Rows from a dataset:
START

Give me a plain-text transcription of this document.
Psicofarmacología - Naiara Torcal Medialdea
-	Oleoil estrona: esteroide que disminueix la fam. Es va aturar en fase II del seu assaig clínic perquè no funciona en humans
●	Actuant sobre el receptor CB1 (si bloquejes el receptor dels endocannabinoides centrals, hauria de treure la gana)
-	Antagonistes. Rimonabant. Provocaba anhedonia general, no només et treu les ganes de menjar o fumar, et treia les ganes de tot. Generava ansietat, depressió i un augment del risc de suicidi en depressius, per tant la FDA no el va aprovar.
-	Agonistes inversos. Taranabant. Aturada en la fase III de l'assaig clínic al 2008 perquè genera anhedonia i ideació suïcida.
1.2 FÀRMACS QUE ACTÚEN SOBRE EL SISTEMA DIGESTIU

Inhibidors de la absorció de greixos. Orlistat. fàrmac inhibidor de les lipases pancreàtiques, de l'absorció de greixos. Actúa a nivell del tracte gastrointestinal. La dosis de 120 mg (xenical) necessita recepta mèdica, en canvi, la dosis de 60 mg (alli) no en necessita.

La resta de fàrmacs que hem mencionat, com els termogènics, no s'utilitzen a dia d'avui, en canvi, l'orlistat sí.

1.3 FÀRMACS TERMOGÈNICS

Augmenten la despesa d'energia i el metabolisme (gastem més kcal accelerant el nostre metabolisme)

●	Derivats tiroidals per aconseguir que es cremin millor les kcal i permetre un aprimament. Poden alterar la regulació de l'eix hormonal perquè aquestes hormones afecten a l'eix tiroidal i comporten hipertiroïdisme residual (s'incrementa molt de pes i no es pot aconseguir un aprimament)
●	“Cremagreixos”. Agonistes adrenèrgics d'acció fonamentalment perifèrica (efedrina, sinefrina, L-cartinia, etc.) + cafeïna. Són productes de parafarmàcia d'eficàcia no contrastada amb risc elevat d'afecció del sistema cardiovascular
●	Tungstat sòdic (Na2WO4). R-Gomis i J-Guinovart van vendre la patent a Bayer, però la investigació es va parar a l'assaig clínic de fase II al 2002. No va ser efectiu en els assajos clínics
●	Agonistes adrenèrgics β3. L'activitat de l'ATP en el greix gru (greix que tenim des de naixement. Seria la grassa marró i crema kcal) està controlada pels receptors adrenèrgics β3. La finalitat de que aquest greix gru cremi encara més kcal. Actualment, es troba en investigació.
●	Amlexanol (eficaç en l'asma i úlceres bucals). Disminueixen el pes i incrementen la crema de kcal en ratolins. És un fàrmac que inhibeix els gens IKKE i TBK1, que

END

**Exercise**
Reproduce the material precisely, including every line.

**Result of this exercise**
Give me a plain-text transcription of this document.
Psicofarmacología - Naiara Torcal Medialdea
-	Oleoil estrona: esteroide que disminueix la fam. Es va aturar en fase II del seu assaig clínic perquè no funciona en humans
●	Actuant sobre el receptor CB1 (si bloquejes el receptor dels endocannabinoides centrals, hauria de treure la gana)
-	Antagonistes. Rimonabant. Provocaba anhedonia general, no només et treu les ganes de menjar o fumar, et treia les ganes de tot. Generava ansietat, depressió i un augment del risc de suicidi en depressius, per tant la FDA no el va aprovar.
-	Agonistes inversos. Taranabant. Aturada en la fase III de l'assaig clínic al 2008 perquè genera anhedonia i ideació suïcida.
1.2 FÀRMACS QUE ACTÚEN SOBRE EL SISTEMA DIGESTIU

Inhibidors de la absorció de greixos. Orlistat. fàrmac inhibidor de les lipases pancreàtiques, de l'absorció de greixos. Actúa a nivell del tracte gastrointestinal. La dosis de 120 mg (xenical) necessita recepta mèdica, en canvi, la dosis de 60 mg (alli) no en necessita.

La resta de fàrmacs que hem mencionat, com els termogènics, no s'utilitzen a dia d'avui, en canvi, l'orlistat sí.

1.3 FÀRMACS TERMOGÈNICS

Augmenten la despesa d'energia i el metabolisme (gastem més kcal accelerant el nostre metabolisme)

●	Derivats tiroidals per aconseguir que es cremin millor les kcal i permetre un aprimament. Poden alterar la regulació de l'eix hormonal perquè aquestes hormones afecten a l'eix tiroidal i comporten hipertiroïdisme residual (s'incrementa molt de pes i no es pot aconseguir un aprimament)
●	“Cremagreixos”. Agonistes adrenèrgics d'acció fonamentalment perifèrica (efedrina, sinefrina, L-cartinia, etc.) + cafeïna. Són productes de parafarmàcia d'eficàcia no contrastada amb risc elevat d'afecció del sistema cardiovascular
●	Tungstat sòdic (Na2WO4). R-Gomis i J-Guinovart van vendre la patent a Bayer, però la investigació es va parar a l'assaig clínic de fase II al 2002. No va ser efectiu en els assajos clínics
●	Agonistes adrenèrgics β3. L'activitat de l'ATP en el greix gru (greix que tenim des de naixement. Seria la grassa marró i crema kcal) està controlada pels receptors adrenèrgics β3. La finalitat de que aquest greix gru cremi encara més kcal. Actualment, es troba en investigació.
●	Amlexanol (eficaç en l'asma i úlceres bucals). Disminueixen el pes i incrementen la crema de kcal en ratolins. És un fàrmac que inhibeix els gens IKKE i TBK1, que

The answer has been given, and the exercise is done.